PROMPT: Copy every line from the records below that holds the word "this".

>> begin DATA FOR PROCESSING

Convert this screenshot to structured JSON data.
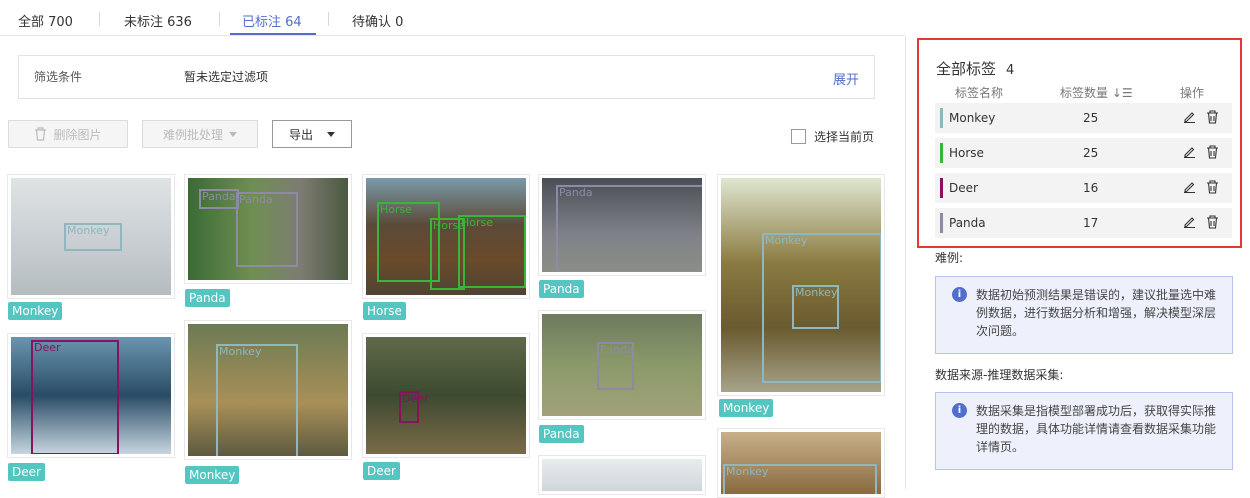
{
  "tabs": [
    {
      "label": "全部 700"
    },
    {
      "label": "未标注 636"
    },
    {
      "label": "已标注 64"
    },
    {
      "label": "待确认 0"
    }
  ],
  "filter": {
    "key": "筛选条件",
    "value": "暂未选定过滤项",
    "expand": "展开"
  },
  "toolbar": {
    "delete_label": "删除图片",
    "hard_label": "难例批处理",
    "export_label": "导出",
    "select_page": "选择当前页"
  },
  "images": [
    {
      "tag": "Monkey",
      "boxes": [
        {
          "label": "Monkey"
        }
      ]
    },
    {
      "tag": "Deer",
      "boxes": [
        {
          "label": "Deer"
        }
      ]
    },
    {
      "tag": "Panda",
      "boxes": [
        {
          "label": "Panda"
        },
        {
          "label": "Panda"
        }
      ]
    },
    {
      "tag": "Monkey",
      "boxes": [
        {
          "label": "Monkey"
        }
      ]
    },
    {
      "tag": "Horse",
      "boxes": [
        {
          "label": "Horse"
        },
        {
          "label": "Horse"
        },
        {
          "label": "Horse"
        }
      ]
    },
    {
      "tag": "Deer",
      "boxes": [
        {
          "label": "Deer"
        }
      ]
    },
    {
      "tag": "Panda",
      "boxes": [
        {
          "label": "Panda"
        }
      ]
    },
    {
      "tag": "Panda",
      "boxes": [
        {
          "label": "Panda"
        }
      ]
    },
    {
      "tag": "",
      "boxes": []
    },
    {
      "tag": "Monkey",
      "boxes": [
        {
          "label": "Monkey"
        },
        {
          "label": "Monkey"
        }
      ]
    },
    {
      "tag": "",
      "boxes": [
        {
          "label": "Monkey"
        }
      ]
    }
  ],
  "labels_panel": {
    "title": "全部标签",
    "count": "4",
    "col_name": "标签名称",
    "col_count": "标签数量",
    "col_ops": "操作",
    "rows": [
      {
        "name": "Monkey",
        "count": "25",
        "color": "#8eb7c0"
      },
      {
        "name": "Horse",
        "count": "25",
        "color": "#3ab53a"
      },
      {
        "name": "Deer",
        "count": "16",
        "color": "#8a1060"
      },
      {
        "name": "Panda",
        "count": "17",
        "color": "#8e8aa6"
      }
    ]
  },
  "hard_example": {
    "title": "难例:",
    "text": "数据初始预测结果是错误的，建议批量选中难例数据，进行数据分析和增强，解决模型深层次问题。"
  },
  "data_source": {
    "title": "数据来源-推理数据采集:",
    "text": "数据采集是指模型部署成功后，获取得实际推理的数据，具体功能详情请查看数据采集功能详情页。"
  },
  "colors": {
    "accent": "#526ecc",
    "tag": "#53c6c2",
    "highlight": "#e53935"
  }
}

>> end DATA FOR PROCESSING
>> begin DATA FOR PROCESSING

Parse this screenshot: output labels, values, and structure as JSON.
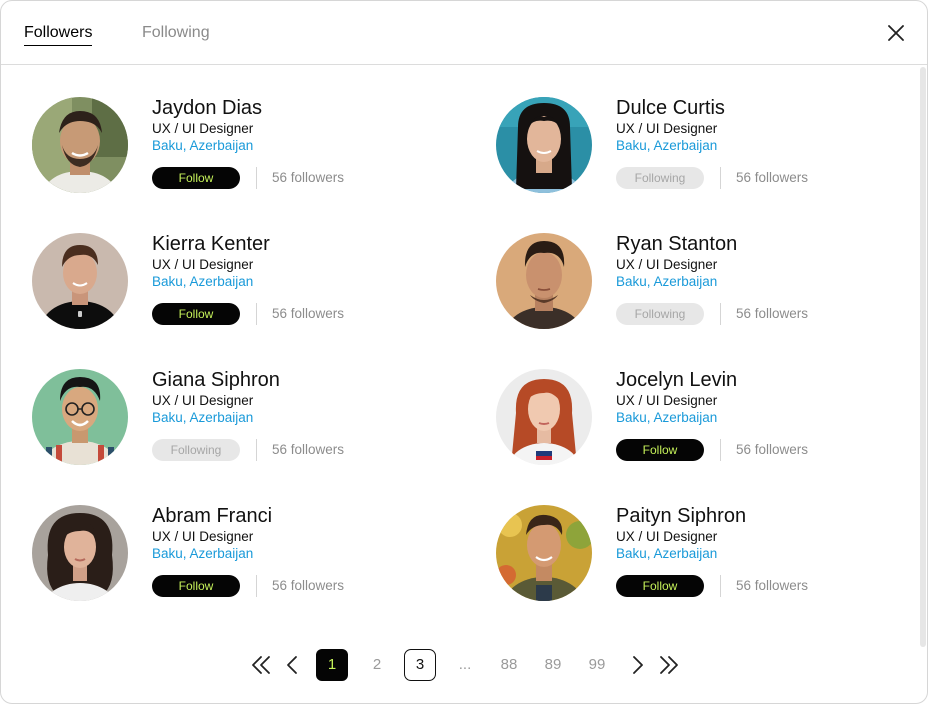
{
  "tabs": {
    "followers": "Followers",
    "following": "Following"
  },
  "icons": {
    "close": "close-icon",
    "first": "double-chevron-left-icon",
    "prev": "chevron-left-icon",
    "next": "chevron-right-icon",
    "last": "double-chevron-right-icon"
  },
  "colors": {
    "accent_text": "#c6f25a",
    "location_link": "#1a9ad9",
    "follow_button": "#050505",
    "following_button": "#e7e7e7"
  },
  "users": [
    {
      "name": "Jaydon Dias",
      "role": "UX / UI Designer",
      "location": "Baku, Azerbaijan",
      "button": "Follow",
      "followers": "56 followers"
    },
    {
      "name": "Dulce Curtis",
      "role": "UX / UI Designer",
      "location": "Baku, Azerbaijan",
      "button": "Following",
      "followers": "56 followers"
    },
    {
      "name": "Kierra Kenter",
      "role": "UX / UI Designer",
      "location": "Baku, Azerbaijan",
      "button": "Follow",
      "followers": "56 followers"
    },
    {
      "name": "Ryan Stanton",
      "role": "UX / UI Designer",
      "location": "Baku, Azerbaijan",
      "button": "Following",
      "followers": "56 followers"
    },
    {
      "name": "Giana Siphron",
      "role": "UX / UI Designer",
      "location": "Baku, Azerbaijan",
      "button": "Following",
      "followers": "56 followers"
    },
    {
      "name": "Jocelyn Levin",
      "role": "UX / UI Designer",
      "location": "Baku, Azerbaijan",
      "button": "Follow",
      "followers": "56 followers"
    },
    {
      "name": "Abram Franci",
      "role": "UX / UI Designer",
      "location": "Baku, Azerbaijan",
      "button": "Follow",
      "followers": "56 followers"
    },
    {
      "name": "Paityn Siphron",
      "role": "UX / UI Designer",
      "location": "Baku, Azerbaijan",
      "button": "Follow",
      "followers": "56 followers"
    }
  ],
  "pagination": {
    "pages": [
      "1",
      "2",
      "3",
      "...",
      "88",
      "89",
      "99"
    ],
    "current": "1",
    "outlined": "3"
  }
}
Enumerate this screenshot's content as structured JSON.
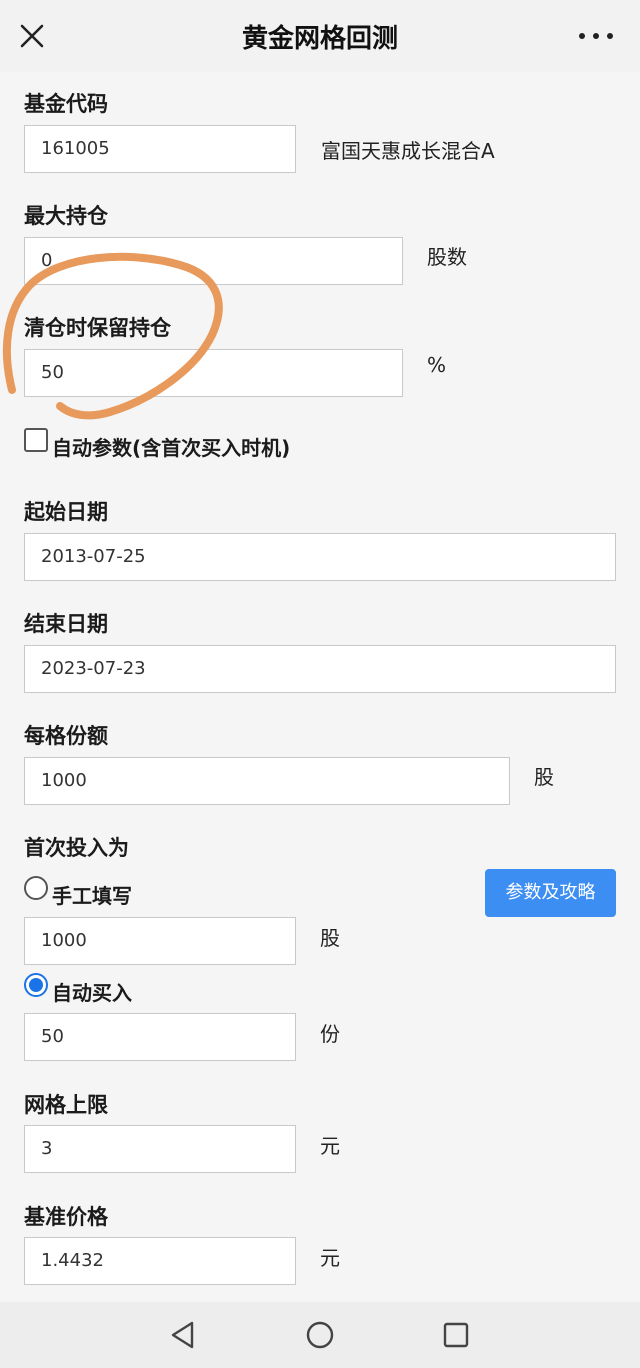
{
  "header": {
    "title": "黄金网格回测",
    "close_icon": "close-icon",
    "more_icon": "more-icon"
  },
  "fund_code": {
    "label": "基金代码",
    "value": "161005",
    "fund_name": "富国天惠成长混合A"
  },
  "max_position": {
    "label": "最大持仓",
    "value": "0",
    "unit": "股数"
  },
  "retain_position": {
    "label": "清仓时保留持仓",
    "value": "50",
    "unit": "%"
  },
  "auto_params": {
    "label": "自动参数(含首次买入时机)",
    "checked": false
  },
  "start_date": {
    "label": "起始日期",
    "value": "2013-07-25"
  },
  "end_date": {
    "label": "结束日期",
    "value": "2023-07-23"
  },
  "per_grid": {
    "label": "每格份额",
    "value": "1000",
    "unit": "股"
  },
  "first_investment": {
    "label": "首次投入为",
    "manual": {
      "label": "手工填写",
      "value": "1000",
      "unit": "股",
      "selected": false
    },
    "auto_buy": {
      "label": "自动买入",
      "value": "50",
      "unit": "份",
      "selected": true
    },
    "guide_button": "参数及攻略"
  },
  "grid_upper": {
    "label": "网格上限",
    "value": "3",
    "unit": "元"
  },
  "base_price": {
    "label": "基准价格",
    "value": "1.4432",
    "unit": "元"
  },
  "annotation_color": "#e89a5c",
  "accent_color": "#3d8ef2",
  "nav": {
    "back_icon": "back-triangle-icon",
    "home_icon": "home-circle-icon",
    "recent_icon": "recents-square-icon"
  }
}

>> end DATA FOR PROCESSING
>> begin DATA FOR PROCESSING

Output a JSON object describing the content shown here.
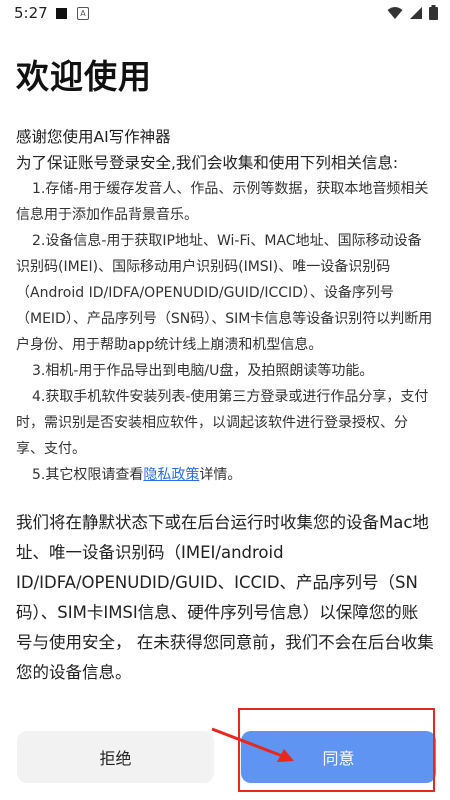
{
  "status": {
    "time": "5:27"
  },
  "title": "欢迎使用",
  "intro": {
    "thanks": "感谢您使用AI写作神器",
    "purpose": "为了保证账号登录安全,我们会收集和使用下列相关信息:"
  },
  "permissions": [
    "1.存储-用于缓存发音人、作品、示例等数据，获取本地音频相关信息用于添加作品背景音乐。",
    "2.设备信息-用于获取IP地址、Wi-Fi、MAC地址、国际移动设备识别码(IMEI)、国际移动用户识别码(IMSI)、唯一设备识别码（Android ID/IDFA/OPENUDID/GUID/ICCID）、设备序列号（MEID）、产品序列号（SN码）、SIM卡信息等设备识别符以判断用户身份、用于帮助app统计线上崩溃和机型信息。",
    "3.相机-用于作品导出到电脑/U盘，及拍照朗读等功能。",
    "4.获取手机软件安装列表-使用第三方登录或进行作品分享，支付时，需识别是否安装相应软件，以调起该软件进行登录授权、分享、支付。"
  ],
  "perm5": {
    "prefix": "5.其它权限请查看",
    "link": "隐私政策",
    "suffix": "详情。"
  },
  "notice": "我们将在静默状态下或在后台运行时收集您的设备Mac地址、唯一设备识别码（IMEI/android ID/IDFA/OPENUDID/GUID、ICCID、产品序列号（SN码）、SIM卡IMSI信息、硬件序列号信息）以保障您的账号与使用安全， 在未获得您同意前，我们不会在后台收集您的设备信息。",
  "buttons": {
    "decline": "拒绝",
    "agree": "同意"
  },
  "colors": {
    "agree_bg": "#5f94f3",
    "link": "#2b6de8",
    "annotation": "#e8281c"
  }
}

>> end DATA FOR PROCESSING

WRITTEN ANSWER:
Convert this screenshot to structured JSON data.
Parse this screenshot: output labels, values, and structure as JSON.
Enumerate this screenshot's content as structured JSON.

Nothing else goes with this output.